**RECORDED DATA**
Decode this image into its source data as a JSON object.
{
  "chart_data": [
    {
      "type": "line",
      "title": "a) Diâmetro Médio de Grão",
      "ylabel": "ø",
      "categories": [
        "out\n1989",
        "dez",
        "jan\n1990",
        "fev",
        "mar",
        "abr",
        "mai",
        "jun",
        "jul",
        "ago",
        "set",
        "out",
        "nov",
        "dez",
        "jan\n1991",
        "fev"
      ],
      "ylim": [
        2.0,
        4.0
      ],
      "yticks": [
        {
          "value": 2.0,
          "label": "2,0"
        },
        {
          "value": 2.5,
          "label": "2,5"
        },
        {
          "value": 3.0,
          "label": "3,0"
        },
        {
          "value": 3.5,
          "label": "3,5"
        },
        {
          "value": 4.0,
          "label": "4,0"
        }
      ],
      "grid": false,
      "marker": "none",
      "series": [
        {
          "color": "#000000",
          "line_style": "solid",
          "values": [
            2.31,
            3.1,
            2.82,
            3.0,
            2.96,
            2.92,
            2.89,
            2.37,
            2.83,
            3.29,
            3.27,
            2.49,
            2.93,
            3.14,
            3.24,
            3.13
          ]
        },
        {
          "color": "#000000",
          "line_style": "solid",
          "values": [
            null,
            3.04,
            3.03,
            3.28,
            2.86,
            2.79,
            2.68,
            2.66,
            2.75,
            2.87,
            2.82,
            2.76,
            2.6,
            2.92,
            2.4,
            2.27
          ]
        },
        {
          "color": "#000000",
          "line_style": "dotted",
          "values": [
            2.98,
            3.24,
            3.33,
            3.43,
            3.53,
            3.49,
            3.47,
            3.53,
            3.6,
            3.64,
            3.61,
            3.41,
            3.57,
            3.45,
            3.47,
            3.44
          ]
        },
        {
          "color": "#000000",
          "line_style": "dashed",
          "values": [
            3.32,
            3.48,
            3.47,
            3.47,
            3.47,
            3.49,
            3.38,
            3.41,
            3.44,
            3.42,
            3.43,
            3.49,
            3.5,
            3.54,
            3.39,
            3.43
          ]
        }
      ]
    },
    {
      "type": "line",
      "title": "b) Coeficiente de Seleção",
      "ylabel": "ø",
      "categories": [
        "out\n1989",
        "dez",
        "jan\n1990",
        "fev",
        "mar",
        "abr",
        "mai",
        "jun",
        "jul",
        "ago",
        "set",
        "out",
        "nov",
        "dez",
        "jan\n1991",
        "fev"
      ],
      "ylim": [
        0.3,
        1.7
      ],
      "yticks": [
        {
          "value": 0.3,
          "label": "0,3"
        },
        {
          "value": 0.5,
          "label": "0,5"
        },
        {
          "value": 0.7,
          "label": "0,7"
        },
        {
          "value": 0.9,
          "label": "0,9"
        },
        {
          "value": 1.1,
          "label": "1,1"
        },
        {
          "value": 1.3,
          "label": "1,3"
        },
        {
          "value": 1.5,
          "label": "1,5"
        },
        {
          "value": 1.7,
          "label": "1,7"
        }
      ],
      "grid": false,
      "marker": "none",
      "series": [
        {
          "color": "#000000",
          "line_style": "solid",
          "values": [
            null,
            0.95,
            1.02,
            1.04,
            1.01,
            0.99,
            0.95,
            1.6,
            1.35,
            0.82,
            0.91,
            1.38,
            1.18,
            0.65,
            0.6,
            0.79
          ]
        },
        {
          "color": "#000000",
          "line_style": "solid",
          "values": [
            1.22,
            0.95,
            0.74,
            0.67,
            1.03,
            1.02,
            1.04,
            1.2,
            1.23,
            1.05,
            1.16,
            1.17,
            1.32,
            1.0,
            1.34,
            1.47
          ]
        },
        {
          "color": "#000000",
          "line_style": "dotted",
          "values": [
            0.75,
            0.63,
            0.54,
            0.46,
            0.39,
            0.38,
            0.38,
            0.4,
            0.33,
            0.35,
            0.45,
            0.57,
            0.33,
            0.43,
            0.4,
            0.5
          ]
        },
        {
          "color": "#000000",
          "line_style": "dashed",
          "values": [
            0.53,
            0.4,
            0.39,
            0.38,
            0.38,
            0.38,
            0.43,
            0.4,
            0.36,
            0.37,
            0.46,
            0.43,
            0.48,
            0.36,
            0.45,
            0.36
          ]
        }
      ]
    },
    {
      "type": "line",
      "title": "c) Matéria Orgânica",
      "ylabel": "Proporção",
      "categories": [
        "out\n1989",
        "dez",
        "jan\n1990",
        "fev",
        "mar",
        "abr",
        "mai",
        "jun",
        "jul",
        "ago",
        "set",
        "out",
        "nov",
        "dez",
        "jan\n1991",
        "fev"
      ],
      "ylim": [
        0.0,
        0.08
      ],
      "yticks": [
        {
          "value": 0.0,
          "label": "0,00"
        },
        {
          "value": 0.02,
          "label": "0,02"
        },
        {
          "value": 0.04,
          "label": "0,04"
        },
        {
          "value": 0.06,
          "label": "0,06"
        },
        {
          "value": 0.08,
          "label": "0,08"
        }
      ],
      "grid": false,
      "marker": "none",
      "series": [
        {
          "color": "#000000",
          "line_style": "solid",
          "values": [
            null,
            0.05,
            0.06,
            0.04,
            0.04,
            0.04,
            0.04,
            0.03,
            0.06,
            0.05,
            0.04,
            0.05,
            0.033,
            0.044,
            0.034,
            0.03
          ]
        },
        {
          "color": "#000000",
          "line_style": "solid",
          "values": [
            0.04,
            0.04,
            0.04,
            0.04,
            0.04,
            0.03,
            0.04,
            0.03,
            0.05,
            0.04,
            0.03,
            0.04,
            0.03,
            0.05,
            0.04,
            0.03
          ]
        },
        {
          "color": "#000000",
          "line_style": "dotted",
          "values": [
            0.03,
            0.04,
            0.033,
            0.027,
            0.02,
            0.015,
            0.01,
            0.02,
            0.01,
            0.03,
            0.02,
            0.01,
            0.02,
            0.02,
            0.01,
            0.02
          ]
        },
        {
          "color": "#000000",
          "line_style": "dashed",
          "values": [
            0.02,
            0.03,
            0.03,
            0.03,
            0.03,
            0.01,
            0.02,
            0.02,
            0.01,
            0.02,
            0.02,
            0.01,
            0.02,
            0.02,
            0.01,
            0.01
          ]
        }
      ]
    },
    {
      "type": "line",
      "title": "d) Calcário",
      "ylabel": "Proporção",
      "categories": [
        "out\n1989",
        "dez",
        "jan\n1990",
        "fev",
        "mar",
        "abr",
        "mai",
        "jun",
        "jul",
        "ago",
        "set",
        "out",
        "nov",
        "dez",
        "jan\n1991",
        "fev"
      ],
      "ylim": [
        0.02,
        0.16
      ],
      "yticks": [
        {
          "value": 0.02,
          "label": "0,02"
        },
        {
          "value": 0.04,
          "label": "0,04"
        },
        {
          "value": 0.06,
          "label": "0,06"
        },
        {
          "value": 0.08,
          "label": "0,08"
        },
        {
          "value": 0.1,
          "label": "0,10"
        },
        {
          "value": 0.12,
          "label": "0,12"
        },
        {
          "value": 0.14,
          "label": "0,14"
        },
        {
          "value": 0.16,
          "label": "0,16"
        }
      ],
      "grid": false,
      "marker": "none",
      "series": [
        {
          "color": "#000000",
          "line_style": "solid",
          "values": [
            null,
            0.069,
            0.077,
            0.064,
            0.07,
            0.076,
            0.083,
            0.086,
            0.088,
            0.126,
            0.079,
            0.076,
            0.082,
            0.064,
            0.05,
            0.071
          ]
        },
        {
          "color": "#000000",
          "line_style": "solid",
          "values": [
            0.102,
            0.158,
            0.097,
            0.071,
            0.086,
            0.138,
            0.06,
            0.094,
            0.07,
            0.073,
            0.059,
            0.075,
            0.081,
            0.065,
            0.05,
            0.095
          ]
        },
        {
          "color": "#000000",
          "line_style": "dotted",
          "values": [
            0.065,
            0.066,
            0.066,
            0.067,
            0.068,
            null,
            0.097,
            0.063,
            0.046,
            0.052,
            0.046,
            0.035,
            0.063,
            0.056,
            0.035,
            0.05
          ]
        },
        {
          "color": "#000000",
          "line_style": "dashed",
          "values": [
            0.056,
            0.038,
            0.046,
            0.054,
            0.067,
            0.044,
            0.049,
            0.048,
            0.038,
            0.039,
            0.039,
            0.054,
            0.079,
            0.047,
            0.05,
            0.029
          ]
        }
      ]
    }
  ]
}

**TASK INSTRUCTIONS**
Within the data above, count the lines that contain the string "title"; the reply is the number alone.

**SOLUTION TO THE EXERCISE**
4